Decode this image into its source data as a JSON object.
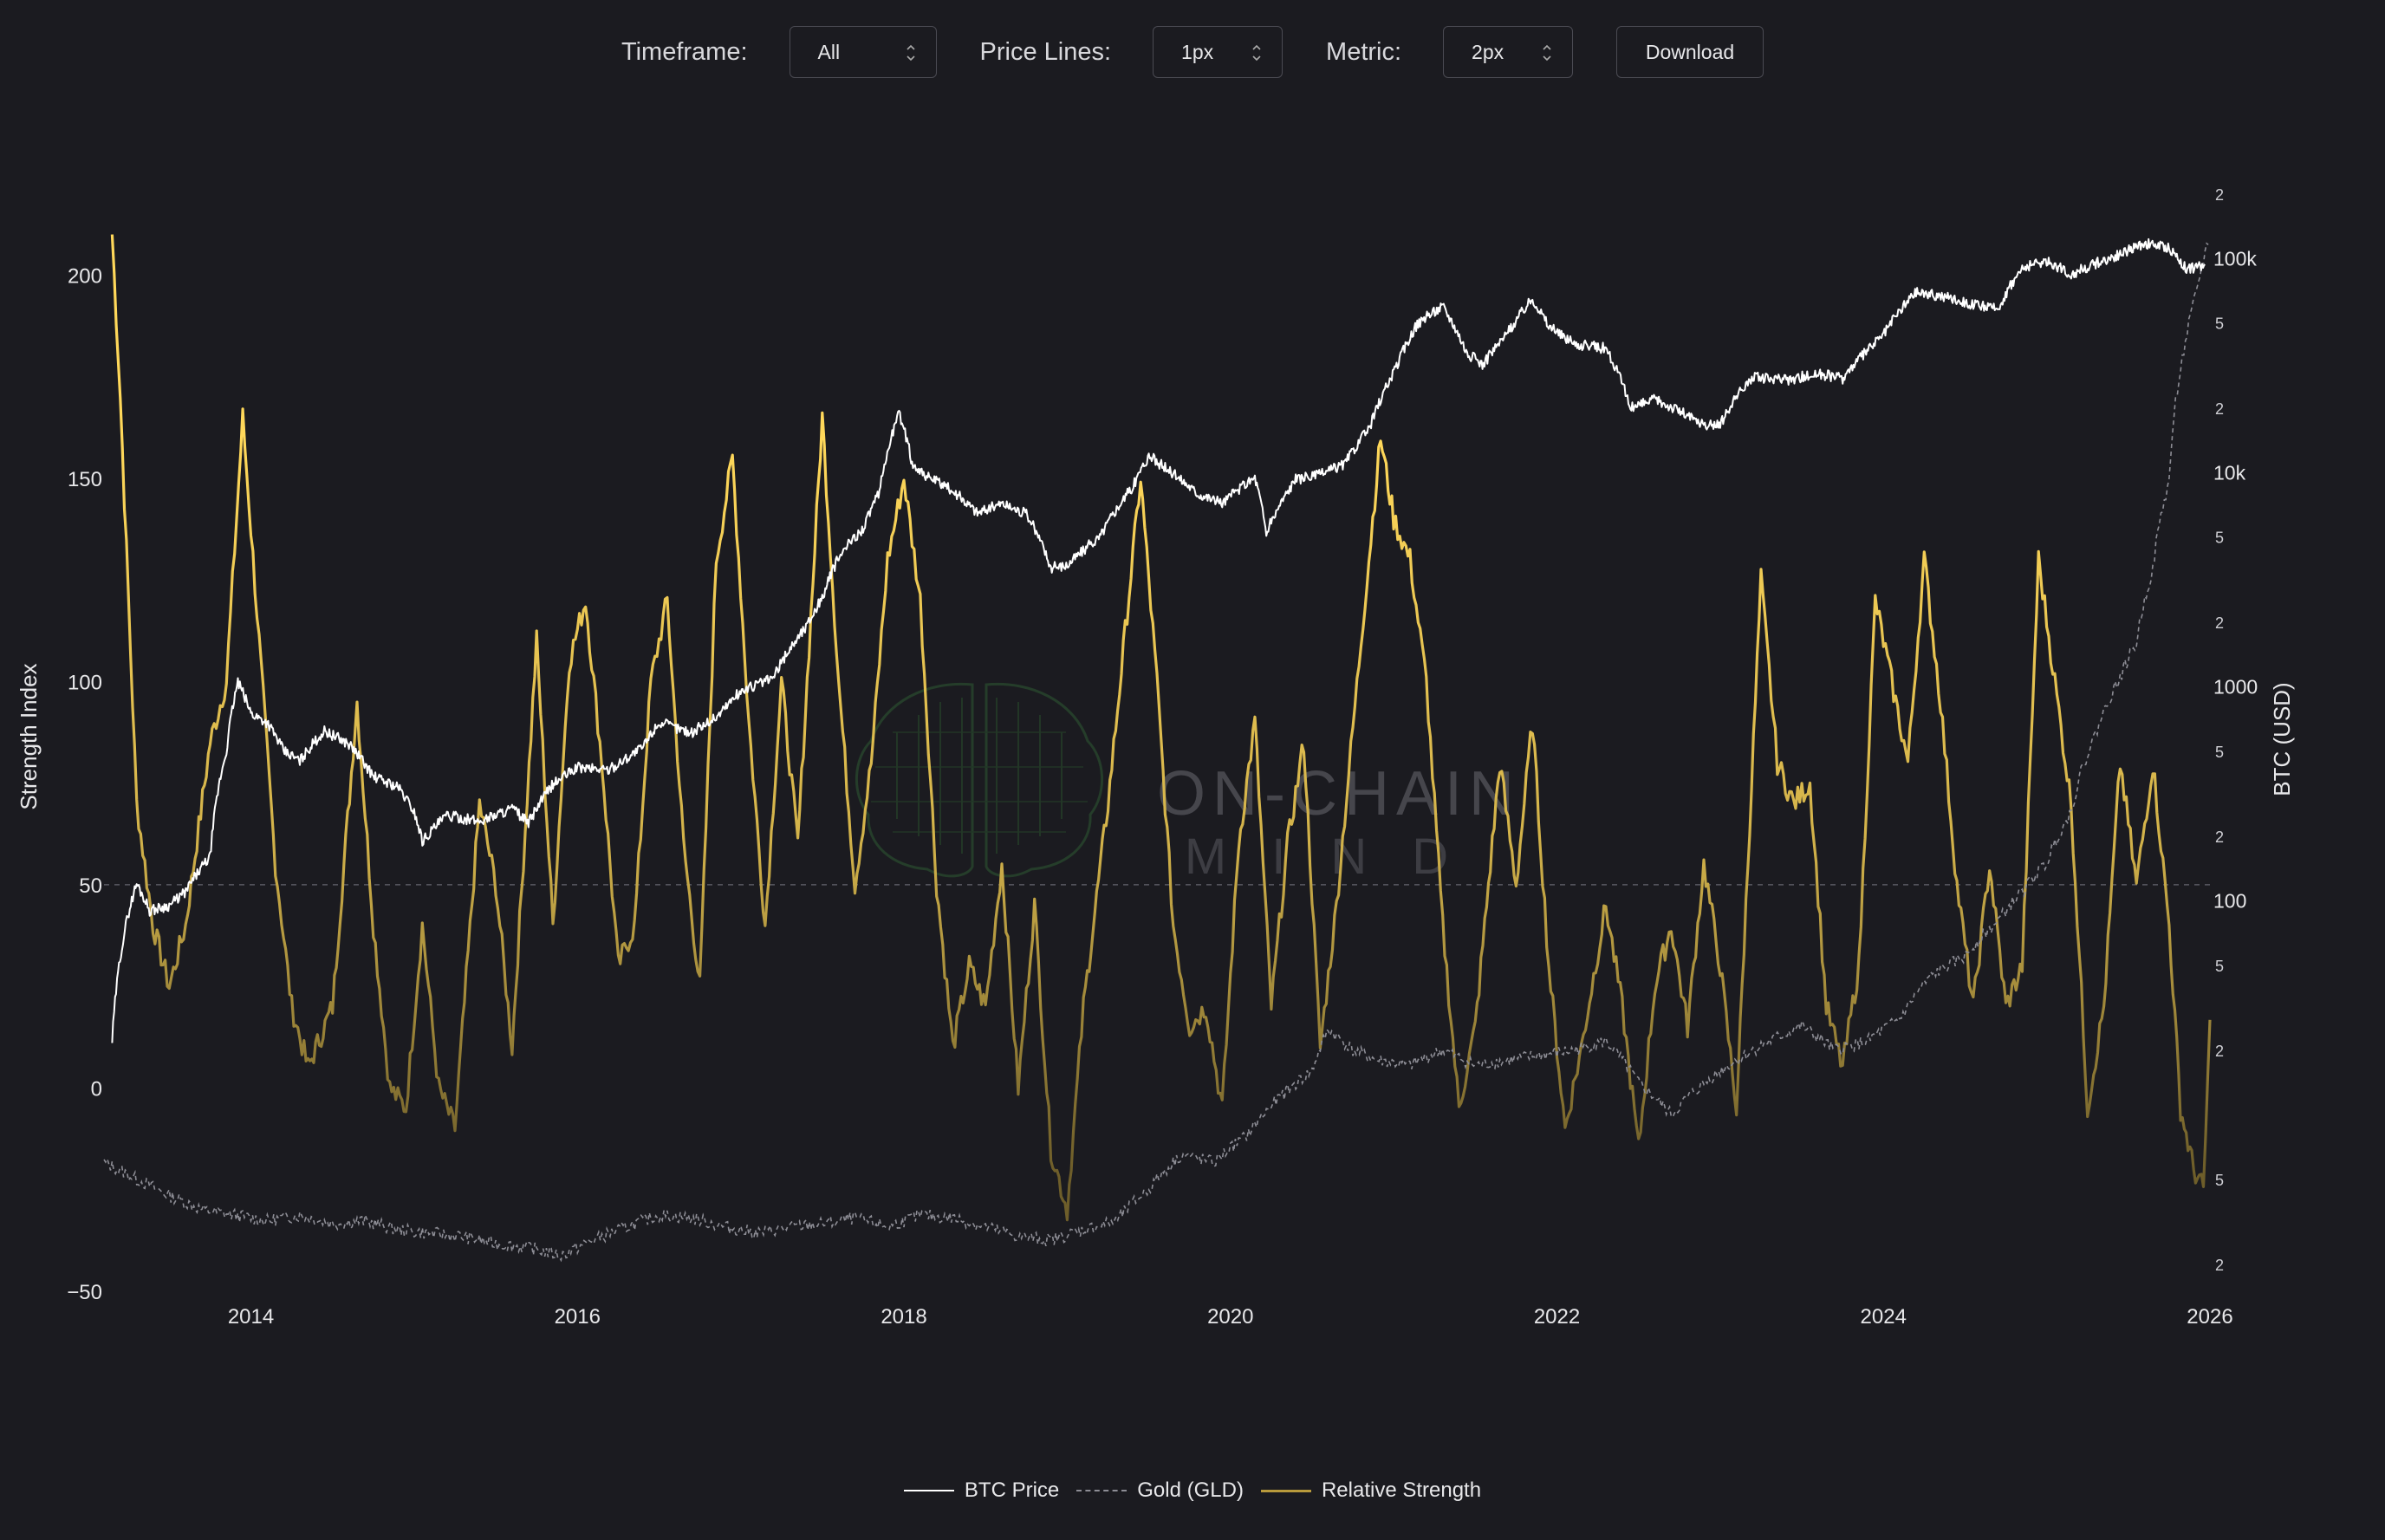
{
  "toolbar": {
    "timeframe_label": "Timeframe:",
    "timeframe_value": "All",
    "price_lines_label": "Price Lines:",
    "price_lines_value": "1px",
    "metric_label": "Metric:",
    "metric_value": "2px",
    "download_label": "Download"
  },
  "watermark": {
    "line1": "ON-CHAIN",
    "line2": "MIND"
  },
  "colors": {
    "background": "#1b1b20",
    "btc": "#ffffff",
    "gold": "#8d8d95",
    "strength": "#f2d060",
    "grid": "#5a5a62"
  },
  "chart_data": {
    "type": "line",
    "x_range": [
      2013.1,
      2026.0
    ],
    "x_ticks": [
      "2014",
      "2016",
      "2018",
      "2020",
      "2022",
      "2024",
      "2026"
    ],
    "left_axis": {
      "label": "Strength Index",
      "range": [
        -50,
        225
      ],
      "ticks": [
        "−50",
        "0",
        "50",
        "100",
        "150",
        "200"
      ],
      "reference_line": 50
    },
    "right_axis": {
      "label": "BTC (USD)",
      "scale": "log",
      "range": [
        1.5,
        250000
      ],
      "major_ticks": [
        "100",
        "1000",
        "10k",
        "100k"
      ],
      "minor_ticks": [
        "2",
        "5",
        "2",
        "5",
        "2",
        "5",
        "2",
        "5",
        "2",
        "5",
        "2"
      ]
    },
    "legend": [
      "BTC Price",
      "Gold (GLD)",
      "Relative Strength"
    ],
    "series": [
      {
        "name": "BTC Price",
        "axis": "right",
        "points": [
          [
            2013.15,
            22
          ],
          [
            2013.3,
            120
          ],
          [
            2013.38,
            90
          ],
          [
            2013.5,
            95
          ],
          [
            2013.6,
            110
          ],
          [
            2013.75,
            160
          ],
          [
            2013.85,
            500
          ],
          [
            2013.92,
            1050
          ],
          [
            2014.0,
            750
          ],
          [
            2014.1,
            680
          ],
          [
            2014.2,
            500
          ],
          [
            2014.3,
            450
          ],
          [
            2014.45,
            620
          ],
          [
            2014.6,
            540
          ],
          [
            2014.75,
            380
          ],
          [
            2014.9,
            340
          ],
          [
            2015.0,
            260
          ],
          [
            2015.05,
            190
          ],
          [
            2015.2,
            250
          ],
          [
            2015.4,
            235
          ],
          [
            2015.6,
            270
          ],
          [
            2015.7,
            230
          ],
          [
            2015.85,
            350
          ],
          [
            2016.0,
            420
          ],
          [
            2016.2,
            410
          ],
          [
            2016.4,
            520
          ],
          [
            2016.5,
            680
          ],
          [
            2016.7,
            610
          ],
          [
            2016.85,
            720
          ],
          [
            2017.0,
            950
          ],
          [
            2017.2,
            1100
          ],
          [
            2017.4,
            1900
          ],
          [
            2017.5,
            2600
          ],
          [
            2017.6,
            4000
          ],
          [
            2017.75,
            5500
          ],
          [
            2017.85,
            8000
          ],
          [
            2017.97,
            19000
          ],
          [
            2018.05,
            11000
          ],
          [
            2018.15,
            9500
          ],
          [
            2018.3,
            8200
          ],
          [
            2018.45,
            6500
          ],
          [
            2018.6,
            7200
          ],
          [
            2018.75,
            6400
          ],
          [
            2018.9,
            3600
          ],
          [
            2019.0,
            3700
          ],
          [
            2019.2,
            5000
          ],
          [
            2019.4,
            8500
          ],
          [
            2019.5,
            12000
          ],
          [
            2019.6,
            10500
          ],
          [
            2019.8,
            8000
          ],
          [
            2019.95,
            7200
          ],
          [
            2020.15,
            9500
          ],
          [
            2020.22,
            5200
          ],
          [
            2020.4,
            9300
          ],
          [
            2020.55,
            9800
          ],
          [
            2020.7,
            11000
          ],
          [
            2020.85,
            16000
          ],
          [
            2021.0,
            29000
          ],
          [
            2021.15,
            50000
          ],
          [
            2021.3,
            60000
          ],
          [
            2021.45,
            36000
          ],
          [
            2021.55,
            32000
          ],
          [
            2021.7,
            45000
          ],
          [
            2021.85,
            65000
          ],
          [
            2021.95,
            48000
          ],
          [
            2022.1,
            40000
          ],
          [
            2022.3,
            38000
          ],
          [
            2022.45,
            20000
          ],
          [
            2022.6,
            22000
          ],
          [
            2022.75,
            19500
          ],
          [
            2022.9,
            16500
          ],
          [
            2023.0,
            16800
          ],
          [
            2023.2,
            28000
          ],
          [
            2023.4,
            27000
          ],
          [
            2023.6,
            29000
          ],
          [
            2023.75,
            27500
          ],
          [
            2023.9,
            37000
          ],
          [
            2024.0,
            44000
          ],
          [
            2024.2,
            70000
          ],
          [
            2024.4,
            66000
          ],
          [
            2024.55,
            61000
          ],
          [
            2024.7,
            58000
          ],
          [
            2024.85,
            90000
          ],
          [
            2025.0,
            98000
          ],
          [
            2025.15,
            84000
          ],
          [
            2025.3,
            95000
          ],
          [
            2025.45,
            105000
          ],
          [
            2025.6,
            118000
          ],
          [
            2025.75,
            112000
          ],
          [
            2025.85,
            90000
          ],
          [
            2025.97,
            92000
          ]
        ]
      },
      {
        "name": "Gold (GLD)",
        "axis": "right",
        "points": [
          [
            2013.1,
            6
          ],
          [
            2013.3,
            5
          ],
          [
            2013.5,
            4.2
          ],
          [
            2013.7,
            3.6
          ],
          [
            2013.9,
            3.4
          ],
          [
            2014.1,
            3.2
          ],
          [
            2014.3,
            3.4
          ],
          [
            2014.5,
            3.1
          ],
          [
            2014.7,
            3.2
          ],
          [
            2014.9,
            2.9
          ],
          [
            2015.1,
            2.8
          ],
          [
            2015.3,
            2.7
          ],
          [
            2015.5,
            2.5
          ],
          [
            2015.7,
            2.4
          ],
          [
            2015.9,
            2.2
          ],
          [
            2016.1,
            2.6
          ],
          [
            2016.3,
            3.0
          ],
          [
            2016.5,
            3.4
          ],
          [
            2016.7,
            3.3
          ],
          [
            2016.9,
            3.0
          ],
          [
            2017.1,
            2.8
          ],
          [
            2017.3,
            3.0
          ],
          [
            2017.5,
            3.1
          ],
          [
            2017.7,
            3.3
          ],
          [
            2017.9,
            3.0
          ],
          [
            2018.1,
            3.4
          ],
          [
            2018.3,
            3.3
          ],
          [
            2018.5,
            3.0
          ],
          [
            2018.7,
            2.7
          ],
          [
            2018.9,
            2.6
          ],
          [
            2019.1,
            2.9
          ],
          [
            2019.3,
            3.2
          ],
          [
            2019.5,
            4.5
          ],
          [
            2019.7,
            6.5
          ],
          [
            2019.9,
            6.0
          ],
          [
            2020.1,
            8.0
          ],
          [
            2020.3,
            12
          ],
          [
            2020.5,
            16
          ],
          [
            2020.6,
            25
          ],
          [
            2020.75,
            20
          ],
          [
            2020.9,
            18
          ],
          [
            2021.1,
            17
          ],
          [
            2021.3,
            20
          ],
          [
            2021.5,
            17
          ],
          [
            2021.7,
            18
          ],
          [
            2021.9,
            19
          ],
          [
            2022.1,
            20
          ],
          [
            2022.3,
            22
          ],
          [
            2022.5,
            14
          ],
          [
            2022.7,
            10
          ],
          [
            2022.9,
            14
          ],
          [
            2023.1,
            18
          ],
          [
            2023.3,
            22
          ],
          [
            2023.5,
            26
          ],
          [
            2023.7,
            20
          ],
          [
            2023.9,
            22
          ],
          [
            2024.1,
            28
          ],
          [
            2024.3,
            45
          ],
          [
            2024.5,
            55
          ],
          [
            2024.7,
            80
          ],
          [
            2024.85,
            110
          ],
          [
            2025.0,
            150
          ],
          [
            2025.15,
            260
          ],
          [
            2025.3,
            600
          ],
          [
            2025.45,
            1100
          ],
          [
            2025.55,
            1600
          ],
          [
            2025.65,
            3500
          ],
          [
            2025.75,
            9000
          ],
          [
            2025.85,
            40000
          ],
          [
            2025.92,
            70000
          ],
          [
            2025.99,
            120000
          ]
        ]
      },
      {
        "name": "Relative Strength",
        "axis": "left",
        "points": [
          [
            2013.15,
            210
          ],
          [
            2013.2,
            170
          ],
          [
            2013.3,
            70
          ],
          [
            2013.4,
            40
          ],
          [
            2013.5,
            25
          ],
          [
            2013.6,
            40
          ],
          [
            2013.75,
            85
          ],
          [
            2013.85,
            100
          ],
          [
            2013.95,
            165
          ],
          [
            2014.05,
            110
          ],
          [
            2014.15,
            55
          ],
          [
            2014.25,
            20
          ],
          [
            2014.35,
            5
          ],
          [
            2014.5,
            20
          ],
          [
            2014.65,
            95
          ],
          [
            2014.75,
            40
          ],
          [
            2014.85,
            0
          ],
          [
            2014.95,
            -5
          ],
          [
            2015.05,
            40
          ],
          [
            2015.15,
            0
          ],
          [
            2015.25,
            -10
          ],
          [
            2015.4,
            70
          ],
          [
            2015.5,
            50
          ],
          [
            2015.6,
            10
          ],
          [
            2015.75,
            110
          ],
          [
            2015.85,
            40
          ],
          [
            2015.95,
            105
          ],
          [
            2016.05,
            120
          ],
          [
            2016.15,
            80
          ],
          [
            2016.25,
            30
          ],
          [
            2016.35,
            40
          ],
          [
            2016.45,
            100
          ],
          [
            2016.55,
            120
          ],
          [
            2016.65,
            60
          ],
          [
            2016.75,
            25
          ],
          [
            2016.85,
            130
          ],
          [
            2016.95,
            155
          ],
          [
            2017.05,
            90
          ],
          [
            2017.15,
            40
          ],
          [
            2017.25,
            100
          ],
          [
            2017.35,
            60
          ],
          [
            2017.5,
            165
          ],
          [
            2017.6,
            100
          ],
          [
            2017.7,
            50
          ],
          [
            2017.8,
            80
          ],
          [
            2017.9,
            130
          ],
          [
            2018.0,
            150
          ],
          [
            2018.1,
            120
          ],
          [
            2018.2,
            50
          ],
          [
            2018.3,
            10
          ],
          [
            2018.4,
            30
          ],
          [
            2018.5,
            20
          ],
          [
            2018.6,
            55
          ],
          [
            2018.7,
            0
          ],
          [
            2018.8,
            45
          ],
          [
            2018.9,
            -15
          ],
          [
            2019.0,
            -30
          ],
          [
            2019.1,
            20
          ],
          [
            2019.25,
            70
          ],
          [
            2019.45,
            150
          ],
          [
            2019.55,
            100
          ],
          [
            2019.65,
            40
          ],
          [
            2019.75,
            15
          ],
          [
            2019.85,
            20
          ],
          [
            2019.95,
            -5
          ],
          [
            2020.05,
            60
          ],
          [
            2020.15,
            90
          ],
          [
            2020.25,
            20
          ],
          [
            2020.35,
            60
          ],
          [
            2020.45,
            85
          ],
          [
            2020.55,
            10
          ],
          [
            2020.65,
            45
          ],
          [
            2020.8,
            110
          ],
          [
            2020.92,
            160
          ],
          [
            2021.0,
            140
          ],
          [
            2021.1,
            130
          ],
          [
            2021.2,
            100
          ],
          [
            2021.3,
            40
          ],
          [
            2021.4,
            -5
          ],
          [
            2021.5,
            15
          ],
          [
            2021.65,
            80
          ],
          [
            2021.75,
            50
          ],
          [
            2021.85,
            90
          ],
          [
            2021.95,
            30
          ],
          [
            2022.05,
            -10
          ],
          [
            2022.15,
            10
          ],
          [
            2022.3,
            45
          ],
          [
            2022.4,
            20
          ],
          [
            2022.5,
            -15
          ],
          [
            2022.6,
            25
          ],
          [
            2022.7,
            40
          ],
          [
            2022.8,
            15
          ],
          [
            2022.9,
            55
          ],
          [
            2023.0,
            30
          ],
          [
            2023.1,
            -5
          ],
          [
            2023.25,
            125
          ],
          [
            2023.35,
            80
          ],
          [
            2023.45,
            70
          ],
          [
            2023.55,
            75
          ],
          [
            2023.65,
            20
          ],
          [
            2023.75,
            5
          ],
          [
            2023.85,
            30
          ],
          [
            2023.95,
            120
          ],
          [
            2024.05,
            100
          ],
          [
            2024.15,
            80
          ],
          [
            2024.25,
            130
          ],
          [
            2024.35,
            95
          ],
          [
            2024.45,
            50
          ],
          [
            2024.55,
            20
          ],
          [
            2024.65,
            55
          ],
          [
            2024.75,
            20
          ],
          [
            2024.85,
            30
          ],
          [
            2024.95,
            130
          ],
          [
            2025.05,
            100
          ],
          [
            2025.15,
            70
          ],
          [
            2025.25,
            -5
          ],
          [
            2025.35,
            20
          ],
          [
            2025.45,
            80
          ],
          [
            2025.55,
            50
          ],
          [
            2025.65,
            80
          ],
          [
            2025.75,
            40
          ],
          [
            2025.82,
            -5
          ],
          [
            2025.9,
            -20
          ],
          [
            2025.96,
            -25
          ],
          [
            2026.0,
            15
          ]
        ]
      }
    ]
  }
}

**DIRECTION:** Pull out every line holding "name" from the records above, and copy it.

**SOLUTION FOR THIS TASK:**
        "name": "BTC Price",
        "name": "Gold (GLD)",
        "name": "Relative Strength",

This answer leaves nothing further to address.